» BRIEF: Every line of the listing must be reproduced as it stands. Leave the images behind.

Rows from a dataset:
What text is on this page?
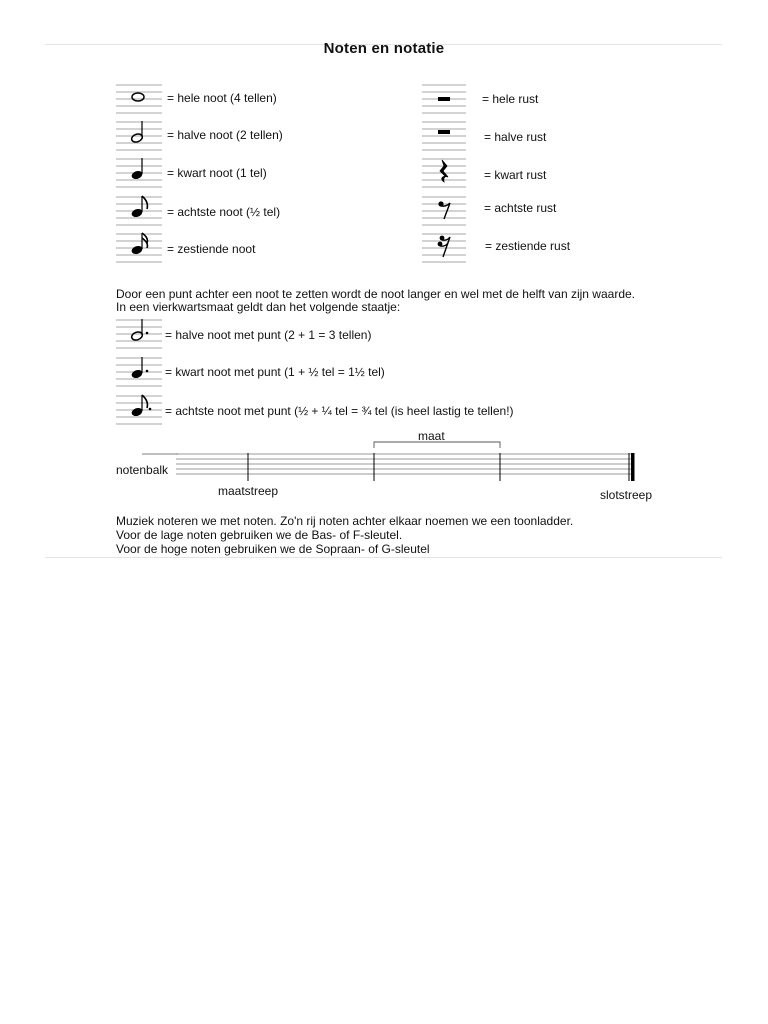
Noten en notatie
= hele noot (4 tellen)
= halve noot (2 tellen)
= kwart noot (1 tel)
= achtste noot (½ tel)
= zestiende noot
= hele rust
= halve rust
= kwart rust
= achtste rust
= zestiende rust
Door een punt achter een noot te zetten wordt de noot langer en wel met de helft van zijn waarde.
In een vierkwartsmaat geldt dan het volgende staatje:
= halve noot met punt (2 + 1 = 3 tellen)
= kwart noot met punt (1 + ½ tel = 1½ tel)
= achtste noot met punt (½ + ¼ tel = ¾ tel (is heel lastig te tellen!)
maat
notenbalk
maatstreep	slotstreep
Muziek noteren we met noten. Zo'n rij noten achter elkaar noemen we een toonladder.
Voor de lage noten gebruiken we de Bas- of F-sleutel.
Voor de hoge noten gebruiken we de Sopraan- of G-sleutel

» FULL OUTPUT:
What text is on this page?
Noten en notatie
= hele noot (4 tellen)
= halve noot (2 tellen)
= kwart noot (1 tel)
= achtste noot (½ tel)
= zestiende noot
= hele rust
= halve rust
= kwart rust
= achtste rust
= zestiende rust
Door een punt achter een noot te zetten wordt de noot langer en wel met de helft van zijn waarde.
In een vierkwartsmaat geldt dan het volgende staatje:
= halve noot met punt (2 + 1 = 3 tellen)
= kwart noot met punt (1 + ½ tel = 1½ tel)
= achtste noot met punt (½ + ¼ tel = ¾ tel (is heel lastig te tellen!)
maat
notenbalk
maatstreep	slotstreep
Muziek noteren we met noten. Zo'n rij noten achter elkaar noemen we een toonladder.
Voor de lage noten gebruiken we de Bas- of F-sleutel.
Voor de hoge noten gebruiken we de Sopraan- of G-sleutel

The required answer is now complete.